* **SOURCE RECORDS**:

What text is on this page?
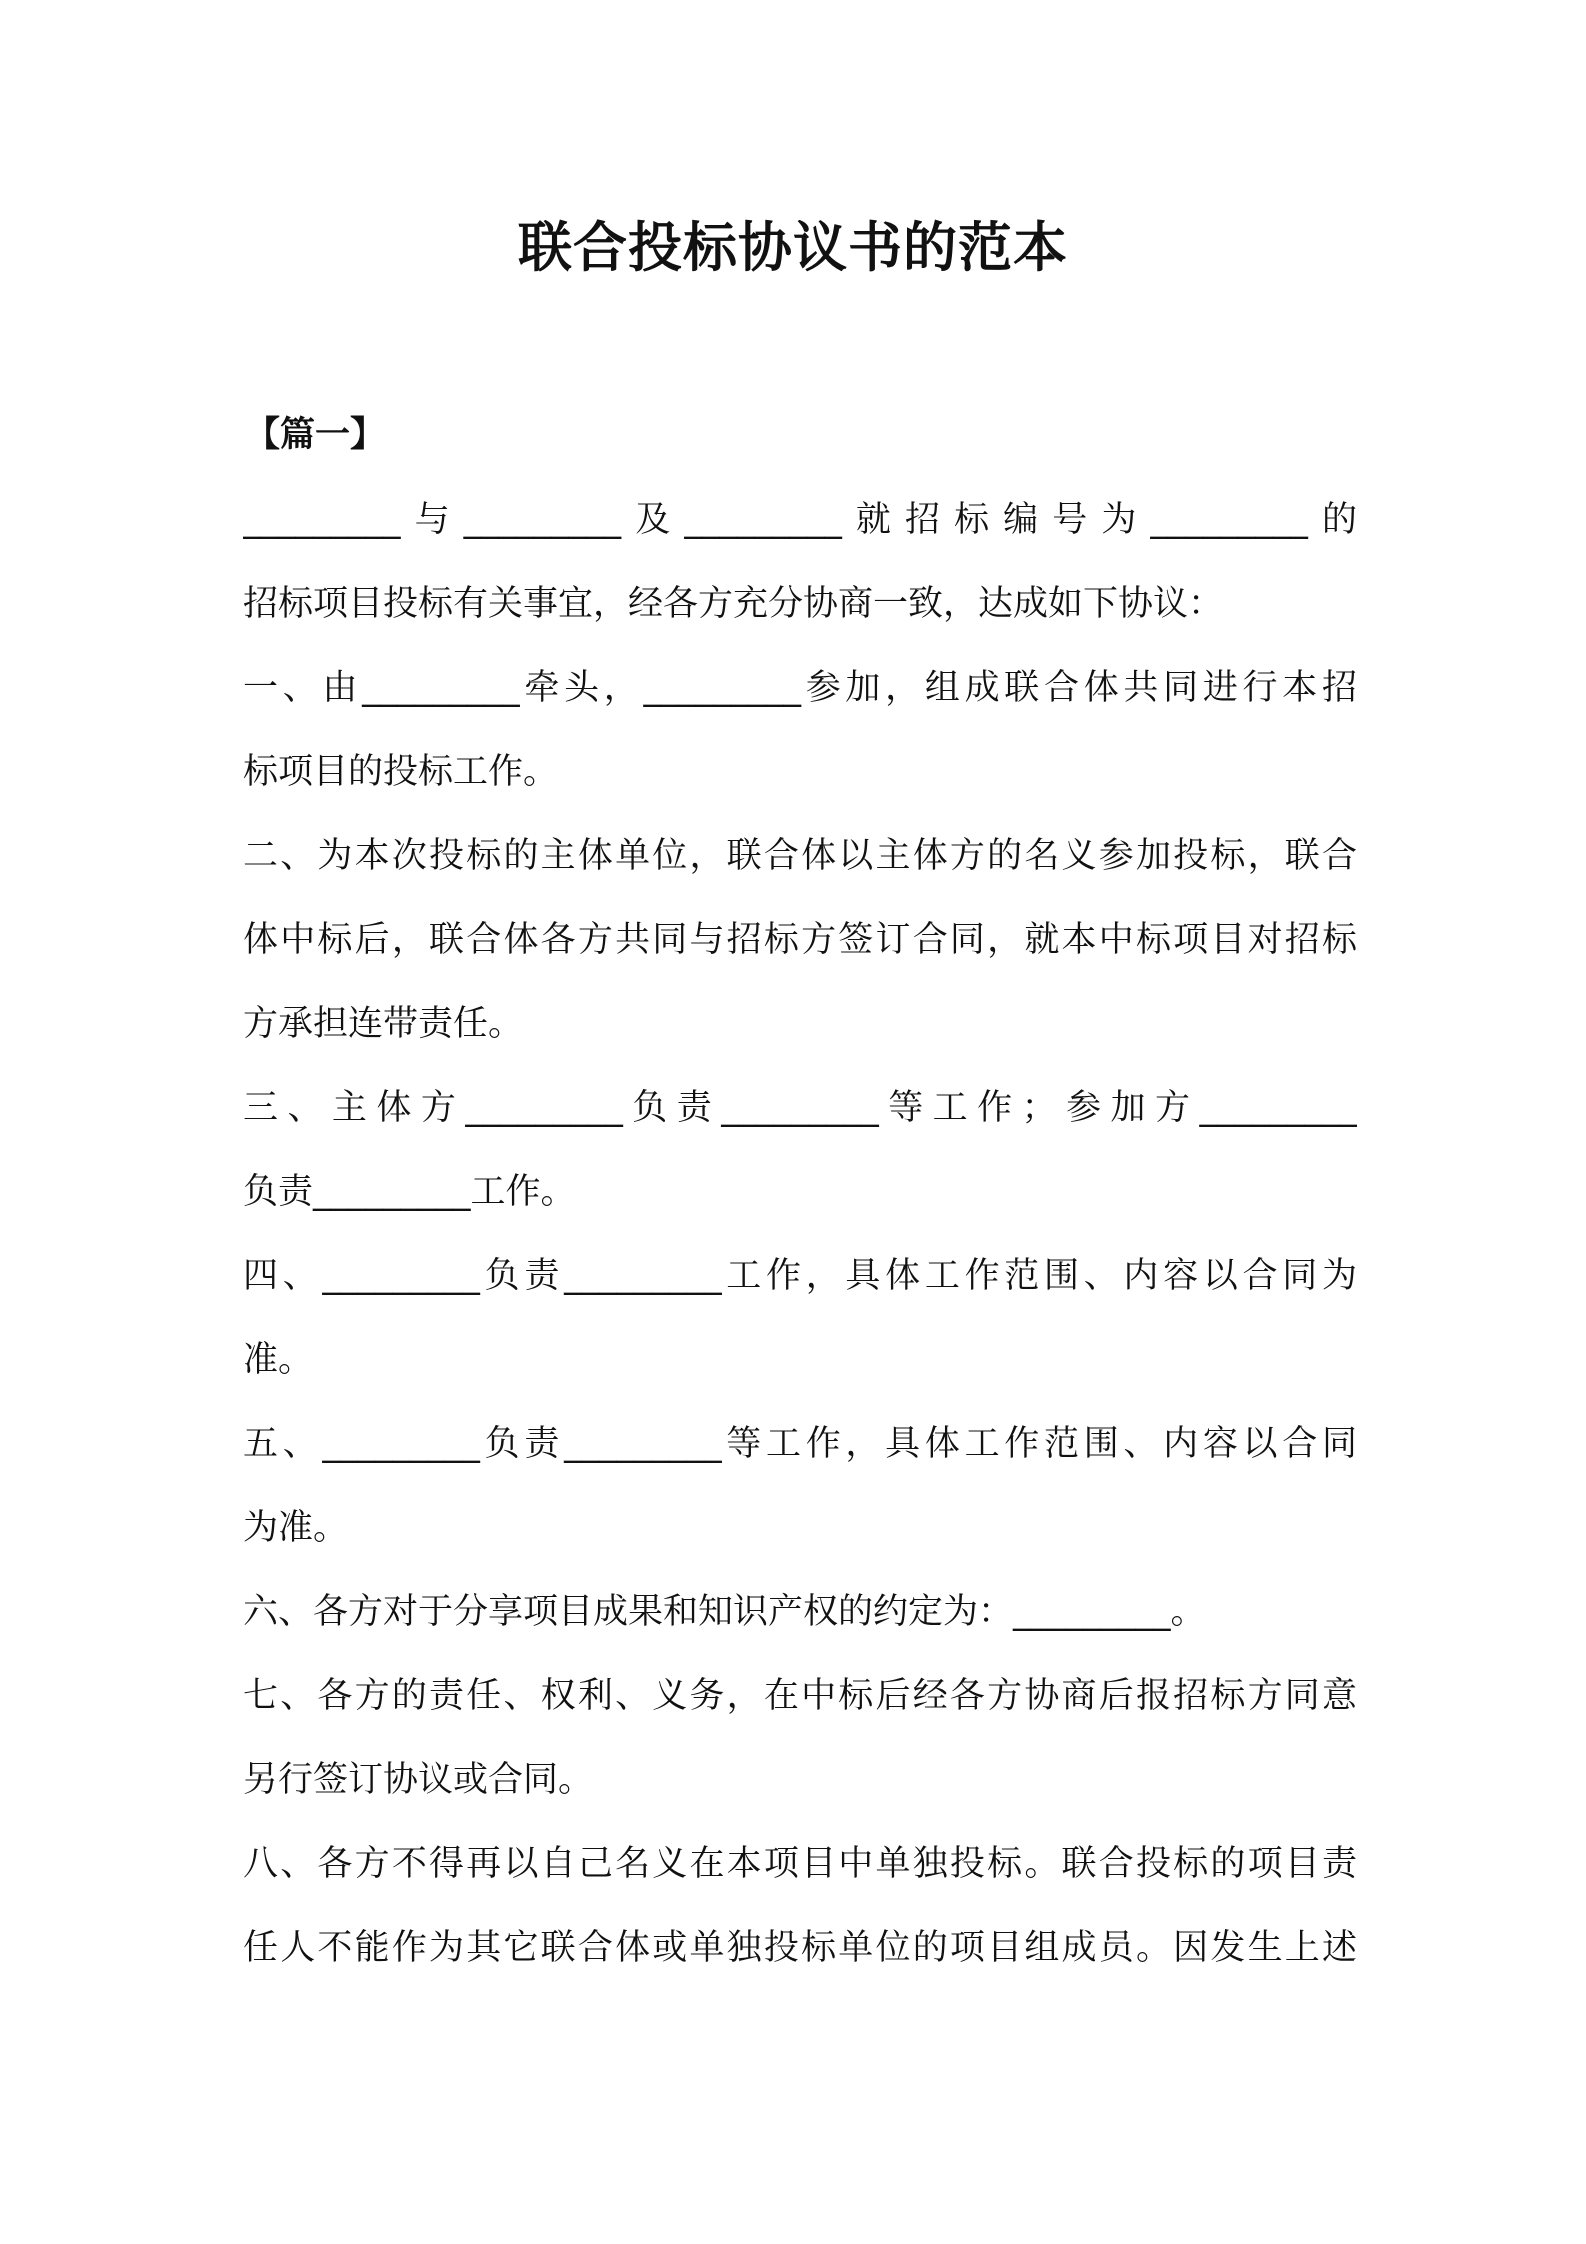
联合投标协议书的范本
【篇一】
_________与_________及_________就招标编号为_________的
招标项目投标有关事宜，经各方充分协商一致，达成如下协议：
一、由_________牵头，_________参加，组成联合体共同进行本招
标项目的投标工作。
二、为本次投标的主体单位，联合体以主体方的名义参加投标，联合
体中标后，联合体各方共同与招标方签订合同，就本中标项目对招标
方承担连带责任。
三、主体方_________负责_________等工作；参加方_________
负责_________工作。
四、_________负责_________工作，具体工作范围、内容以合同为
准。
五、_________负责_________等工作，具体工作范围、内容以合同
为准。
六、各方对于分享项目成果和知识产权的约定为：_________。
七、各方的责任、权利、义务，在中标后经各方协商后报招标方同意
另行签订协议或合同。
八、各方不得再以自己名义在本项目中单独投标。联合投标的项目责
任人不能作为其它联合体或单独投标单位的项目组成员。因发生上述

* **DIRECTIONS**: Give the entries again word for word, but skip the pictures.

* **EXERCISE RESULT**:
What text is on this page?
联合投标协议书的范本
【篇一】
_________与_________及_________就招标编号为_________的
招标项目投标有关事宜，经各方充分协商一致，达成如下协议：
一、由_________牵头，_________参加，组成联合体共同进行本招
标项目的投标工作。
二、为本次投标的主体单位，联合体以主体方的名义参加投标，联合
体中标后，联合体各方共同与招标方签订合同，就本中标项目对招标
方承担连带责任。
三、主体方_________负责_________等工作；参加方_________
负责_________工作。
四、_________负责_________工作，具体工作范围、内容以合同为
准。
五、_________负责_________等工作，具体工作范围、内容以合同
为准。
六、各方对于分享项目成果和知识产权的约定为：_________。
七、各方的责任、权利、义务，在中标后经各方协商后报招标方同意
另行签订协议或合同。
八、各方不得再以自己名义在本项目中单独投标。联合投标的项目责
任人不能作为其它联合体或单独投标单位的项目组成员。因发生上述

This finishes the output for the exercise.